* **Exercise**
Copy each line below in which the string "from" occurs.

[Start of Records to process]

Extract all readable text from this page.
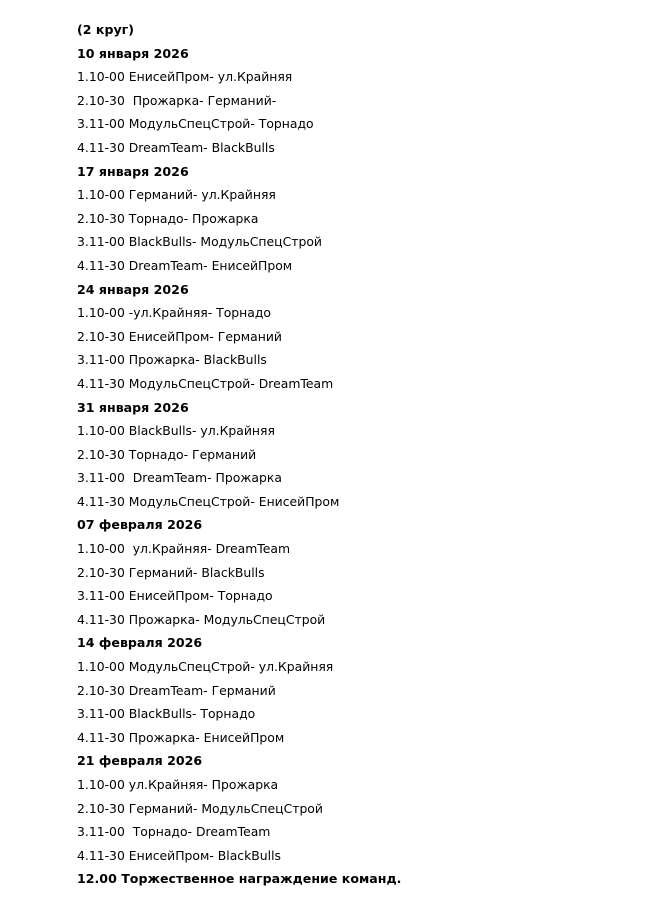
(2 круг)
10 января 2026
1.10-00 ЕнисейПром- ул.Крайняя
2.10-30  Прожарка- Германий-
3.11-00 МодульСпецСтрой- Торнадо
4.11-30 DreamTeam- BlackBulls
17 января 2026
1.10-00 Германий- ул.Крайняя
2.10-30 Торнадо- Прожарка
3.11-00 BlackBulls- МодульСпецСтрой
4.11-30 DreamTeam- ЕнисейПром
24 января 2026
1.10-00 -ул.Крайняя- Торнадо
2.10-30 ЕнисейПром- Германий
3.11-00 Прожарка- BlackBulls
4.11-30 МодульСпецСтрой- DreamTeam
31 января 2026
1.10-00 BlackBulls- ул.Крайняя
2.10-30 Торнадо- Германий
3.11-00  DreamTeam- Прожарка
4.11-30 МодульСпецСтрой- ЕнисейПром
07 февраля 2026
1.10-00  ул.Крайняя- DreamTeam
2.10-30 Германий- BlackBulls
3.11-00 ЕнисейПром- Торнадо
4.11-30 Прожарка- МодульСпецСтрой
14 февраля 2026
1.10-00 МодульСпецСтрой- ул.Крайняя
2.10-30 DreamTeam- Германий
3.11-00 BlackBulls- Торнадо
4.11-30 Прожарка- ЕнисейПром
21 февраля 2026
1.10-00 ул.Крайняя- Прожарка
2.10-30 Германий- МодульСпецСтрой
3.11-00  Торнадо- DreamTeam
4.11-30 ЕнисейПром- BlackBulls
12.00 Торжественное награждение команд.
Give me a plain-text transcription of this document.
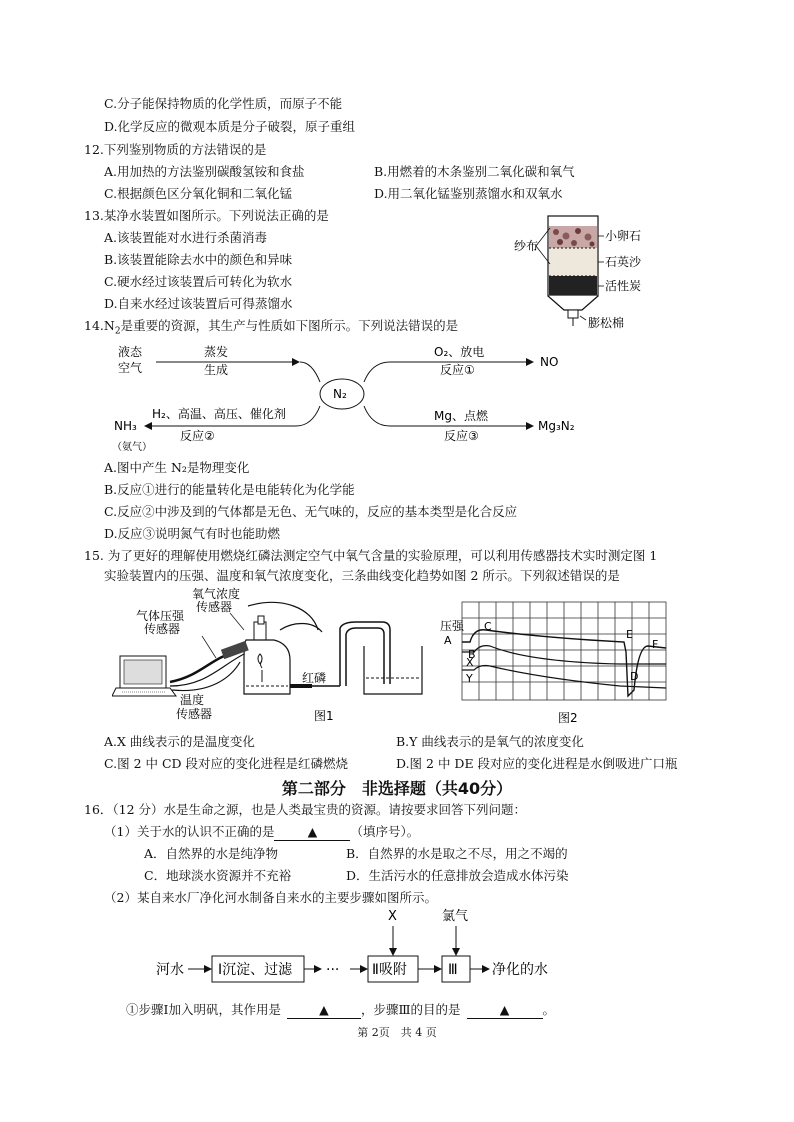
C.分子能保持物质的化学性质，而原子不能
D.化学反应的微观本质是分子破裂，原子重组
12.下列鉴别物质的方法错误的是
A.用加热的方法鉴别碳酸氢铵和食盐	B.用燃着的木条鉴别二氧化碳和氧气
C.根据颜色区分氧化铜和二氧化锰	D.用二氧化锰鉴别蒸馏水和双氧水
13.某净水装置如图所示。下列说法正确的是
A.该装置能对水进行杀菌消毒
B.该装置能除去水中的颜色和异味
C.硬水经过该装置后可转化为软水
D.自来水经过该装置后可得蒸馏水
纱布
小卵石
石英沙
活性炭
膨松棉
$14.N_2$是重要的资源，其生产与性质如下图所示。下列说法错误的是
液态
空气
蒸发
生成
N₂
O₂、放电
反应①
NO
H₂、高温、高压、催化剂
反应②
NH₃
（氨气）
Mg、点燃
反应③
Mg₃N₂
A.图中产生 N₂是物理变化
B.反应①进行的能量转化是电能转化为化学能
C.反应②中涉及到的气体都是无色、无气味的，反应的基本类型是化合反应
D.反应③说明氮气有时也能助燃
15. 为了更好的理解使用燃烧红磷法测定空气中氧气含量的实验原理，可以利用传感器技术实时测定图 1
实验装置内的压强、温度和氧气浓度变化，三条曲线变化趋势如图 2 所示。下列叙述错误的是
氧气浓度
传感器
气体压强
传感器
红磷
温度
传感器	图1
压强
A
B
C
X
Y	D
E
F
图2
A.X 曲线表示的是温度变化	B.Y 曲线表示的是氧气的浓度变化
C.图 2 中 CD 段对应的变化进程是红磷燃烧	D.图 2 中 DE 段对应的变化进程是水倒吸进广口瓶
第二部分　非选择题（共40分）
16．（12 分）水是生命之源，也是人类最宝贵的资源。请按要求回答下列问题：
（1）关于水的认识不正确的是	▲	（填序号）。
A．自然界的水是纯净物	B．自然界的水是取之不尽，用之不竭的
C．地球淡水资源并不充裕	D．生活污水的任意排放会造成水体污染
（2）某自来水厂净化河水制备自来水的主要步骤如图所示。
河水 Ⅰ沉淀、过滤 ··· Ⅱ吸附
X
Ⅲ
氯气
净化的水
①步骤Ⅰ加入明矾，其作用是	▲	，步骤Ⅲ的目的是	▲	。
第 2页　共 4 页
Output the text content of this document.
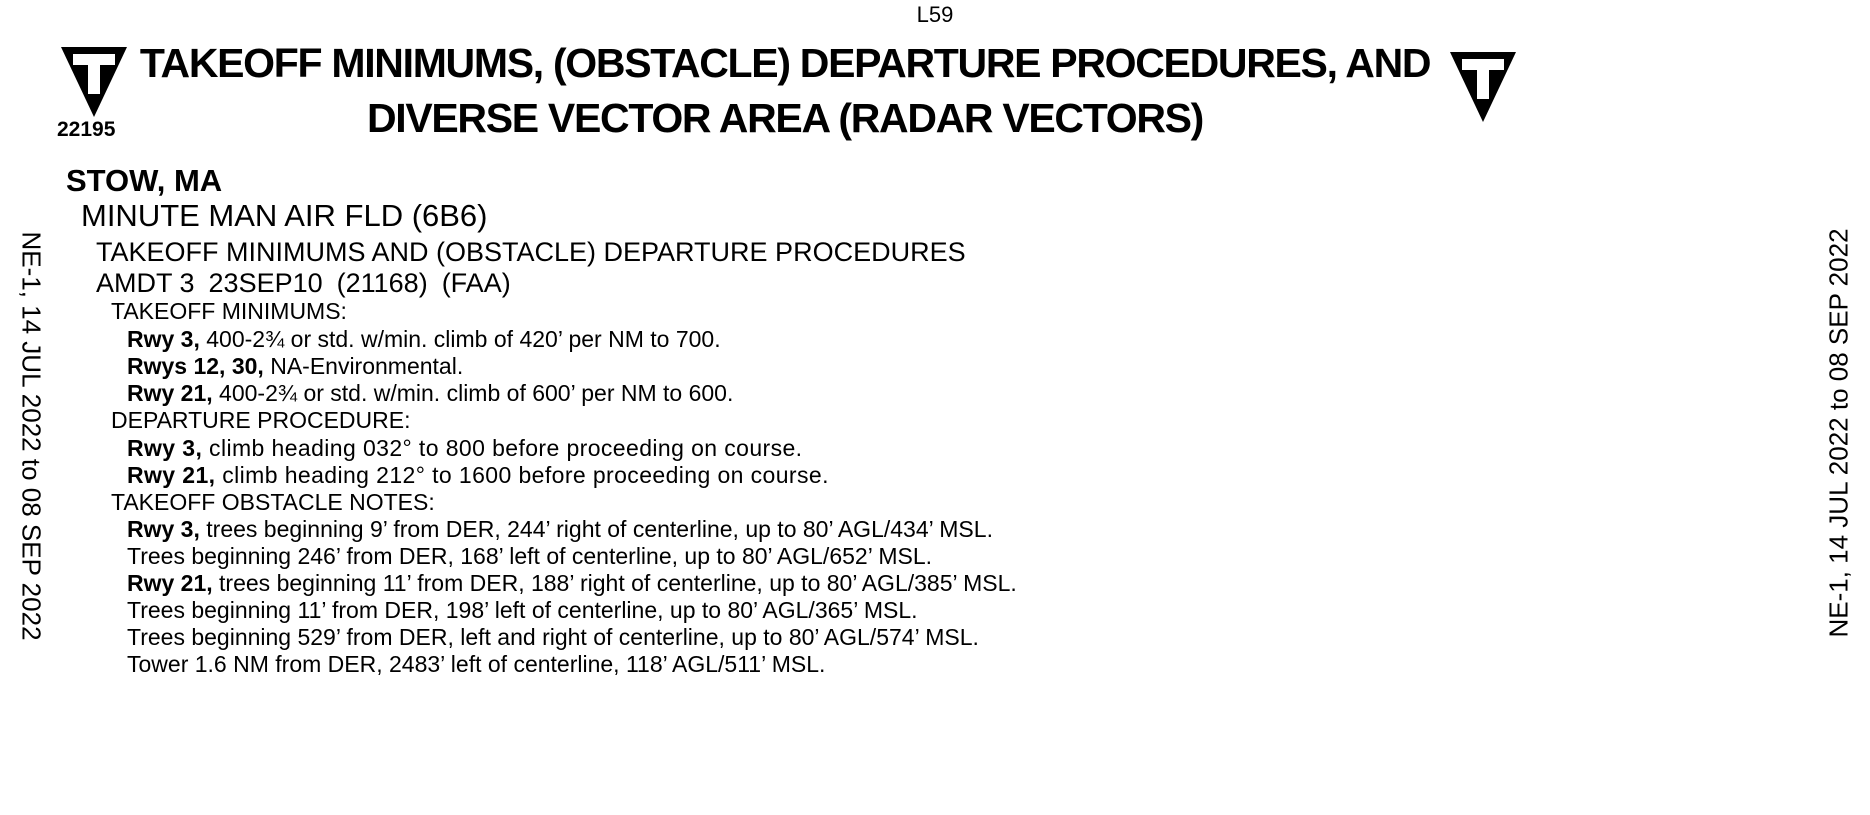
L59
22195
TAKEOFF MINIMUMS, (OBSTACLE) DEPARTURE PROCEDURES, AND
DIVERSE VECTOR AREA (RADAR VECTORS)
NE-1, 14 JUL 2022 to 08 SEP 2022	NE-1, 14 JUL 2022 to 08 SEP 2022
STOW, MA
MINUTE MAN AIR FLD (6B6)
TAKEOFF MINIMUMS AND (OBSTACLE) DEPARTURE PROCEDURES
AMDT 3 23SEP10 (21168) (FAA)
TAKEOFF MINIMUMS:
Rwy 3, 400-2¾ or std. w/min. climb of 420’ per NM to 700.
Rwys 12, 30, NA-Environmental.
Rwy 21, 400-2¾ or std. w/min. climb of 600’ per NM to 600.
DEPARTURE PROCEDURE:
Rwy 3, climb heading 032° to 800 before proceeding on course.
Rwy 21, climb heading 212° to 1600 before proceeding on course.
TAKEOFF OBSTACLE NOTES:
Rwy 3, trees beginning 9’ from DER, 244’ right of centerline, up to 80’ AGL/434’ MSL.
Trees beginning 246’ from DER, 168’ left of centerline, up to 80’ AGL/652’ MSL.
Rwy 21, trees beginning 11’ from DER, 188’ right of centerline, up to 80’ AGL/385’ MSL.
Trees beginning 11’ from DER, 198’ left of centerline, up to 80’ AGL/365’ MSL.
Trees beginning 529’ from DER, left and right of centerline, up to 80’ AGL/574’ MSL.
Tower 1.6 NM from DER, 2483’ left of centerline, 118’ AGL/511’ MSL.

[End of Records to process]

* **In response**
Extract all readable text from this page.
Rwy 3, trees beginning 9’ from DER, 244’ right of centerline, up to 80’ AGL/434’ MSL.
Trees beginning 246’ from DER, 168’ left of centerline, up to 80’ AGL/652’ MSL.
Rwy 21, trees beginning 11’ from DER, 188’ right of centerline, up to 80’ AGL/385’ MSL.
Trees beginning 11’ from DER, 198’ left of centerline, up to 80’ AGL/365’ MSL.
Trees beginning 529’ from DER, left and right of centerline, up to 80’ AGL/574’ MSL.
Tower 1.6 NM from DER, 2483’ left of centerline, 118’ AGL/511’ MSL.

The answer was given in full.